[begin TASK DATA]
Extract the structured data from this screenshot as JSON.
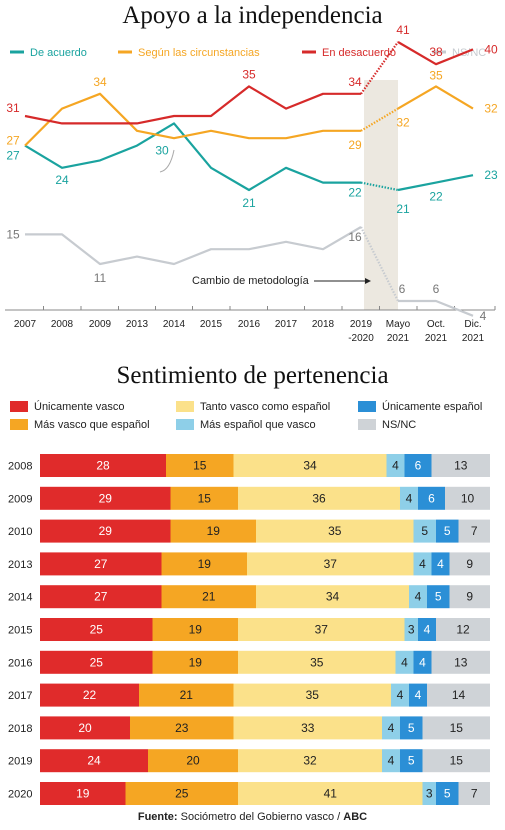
{
  "source": {
    "prefix": "Fuente:",
    "text": " Sociómetro del Gobierno vasco / ",
    "brand": "ABC"
  },
  "chart_data": [
    {
      "type": "line",
      "title": "Apoyo a la independencia",
      "x": [
        "2007",
        "2008",
        "2009",
        "2013",
        "2014",
        "2015",
        "2016",
        "2017",
        "2018",
        "2019\n-2020",
        "Mayo\n2021",
        "Oct.\n2021",
        "Dic.\n2021"
      ],
      "series": [
        {
          "name": "De acuerdo",
          "color": "#1aa39f",
          "values": [
            27,
            24,
            25,
            27,
            30,
            24,
            21,
            24,
            22,
            22,
            21,
            22,
            23
          ]
        },
        {
          "name": "Según las circunstancias",
          "color": "#f5a623",
          "values": [
            27,
            32,
            34,
            29,
            28,
            29,
            28,
            28,
            29,
            29,
            32,
            35,
            32
          ]
        },
        {
          "name": "En desacuerdo",
          "color": "#d62a2a",
          "values": [
            31,
            30,
            30,
            30,
            31,
            31,
            35,
            32,
            34,
            34,
            41,
            38,
            40
          ]
        },
        {
          "name": "NS/NC",
          "color": "#c7cbd0",
          "values": [
            15,
            15,
            11,
            12,
            11,
            13,
            13,
            14,
            13,
            16,
            6,
            6,
            4
          ]
        }
      ],
      "labels": [
        {
          "series": 2,
          "i": 0,
          "text": "31"
        },
        {
          "series": 1,
          "i": 0,
          "text": "27"
        },
        {
          "series": 0,
          "i": 0,
          "text": "27"
        },
        {
          "series": 3,
          "i": 0,
          "text": "15"
        },
        {
          "series": 0,
          "i": 1,
          "text": "24"
        },
        {
          "series": 1,
          "i": 2,
          "text": "34"
        },
        {
          "series": 3,
          "i": 2,
          "text": "11"
        },
        {
          "series": 0,
          "i": 4,
          "text": "30"
        },
        {
          "series": 2,
          "i": 6,
          "text": "35"
        },
        {
          "series": 0,
          "i": 6,
          "text": "21"
        },
        {
          "series": 2,
          "i": 9,
          "text": "34"
        },
        {
          "series": 1,
          "i": 9,
          "text": "29"
        },
        {
          "series": 0,
          "i": 9,
          "text": "22"
        },
        {
          "series": 3,
          "i": 9,
          "text": "16"
        },
        {
          "series": 2,
          "i": 10,
          "text": "41"
        },
        {
          "series": 1,
          "i": 10,
          "text": "32"
        },
        {
          "series": 0,
          "i": 10,
          "text": "21"
        },
        {
          "series": 3,
          "i": 10,
          "text": "6"
        },
        {
          "series": 2,
          "i": 11,
          "text": "38"
        },
        {
          "series": 1,
          "i": 11,
          "text": "35"
        },
        {
          "series": 0,
          "i": 11,
          "text": "22"
        },
        {
          "series": 3,
          "i": 11,
          "text": "6"
        },
        {
          "series": 2,
          "i": 12,
          "text": "40"
        },
        {
          "series": 1,
          "i": 12,
          "text": "32"
        },
        {
          "series": 0,
          "i": 12,
          "text": "23"
        },
        {
          "series": 3,
          "i": 12,
          "text": "4"
        }
      ],
      "annotation": "Cambio de metodología",
      "ylim": [
        0,
        45
      ]
    },
    {
      "type": "bar",
      "stacked": true,
      "orientation": "horizontal",
      "title": "Sentimiento de pertenencia",
      "categories": [
        "2008",
        "2009",
        "2010",
        "2013",
        "2014",
        "2015",
        "2016",
        "2017",
        "2018",
        "2019",
        "2020"
      ],
      "series": [
        {
          "name": "Únicamente vasco",
          "color": "#e02b2b",
          "values": [
            28,
            29,
            29,
            27,
            27,
            25,
            25,
            22,
            20,
            24,
            19
          ]
        },
        {
          "name": "Más vasco que español",
          "color": "#f5a623",
          "values": [
            15,
            15,
            19,
            19,
            21,
            19,
            19,
            21,
            23,
            20,
            25
          ]
        },
        {
          "name": "Tanto vasco como español",
          "color": "#fbe18a",
          "values": [
            34,
            36,
            35,
            37,
            34,
            37,
            35,
            35,
            33,
            32,
            41
          ]
        },
        {
          "name": "Más español que vasco",
          "color": "#8ecfe8",
          "values": [
            4,
            4,
            5,
            4,
            4,
            3,
            4,
            4,
            4,
            4,
            3
          ]
        },
        {
          "name": "Únicamente español",
          "color": "#2b8fd6",
          "values": [
            6,
            6,
            5,
            4,
            5,
            4,
            4,
            4,
            5,
            5,
            5
          ]
        },
        {
          "name": "NS/NC",
          "color": "#cfd3d7",
          "values": [
            13,
            10,
            7,
            9,
            9,
            12,
            13,
            14,
            15,
            15,
            7
          ]
        }
      ]
    }
  ]
}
[end TASK DATA]
EXERCISE DESCRIPTION
Display every line of the listing that contains the string "color".

SOLUTION FOR THIS EXERCISE
          "color": "#1aa39f",
          "color": "#f5a623",
          "color": "#d62a2a",
          "color": "#c7cbd0",
          "color": "#e02b2b",
          "color": "#f5a623",
          "color": "#fbe18a",
          "color": "#8ecfe8",
          "color": "#2b8fd6",
          "color": "#cfd3d7",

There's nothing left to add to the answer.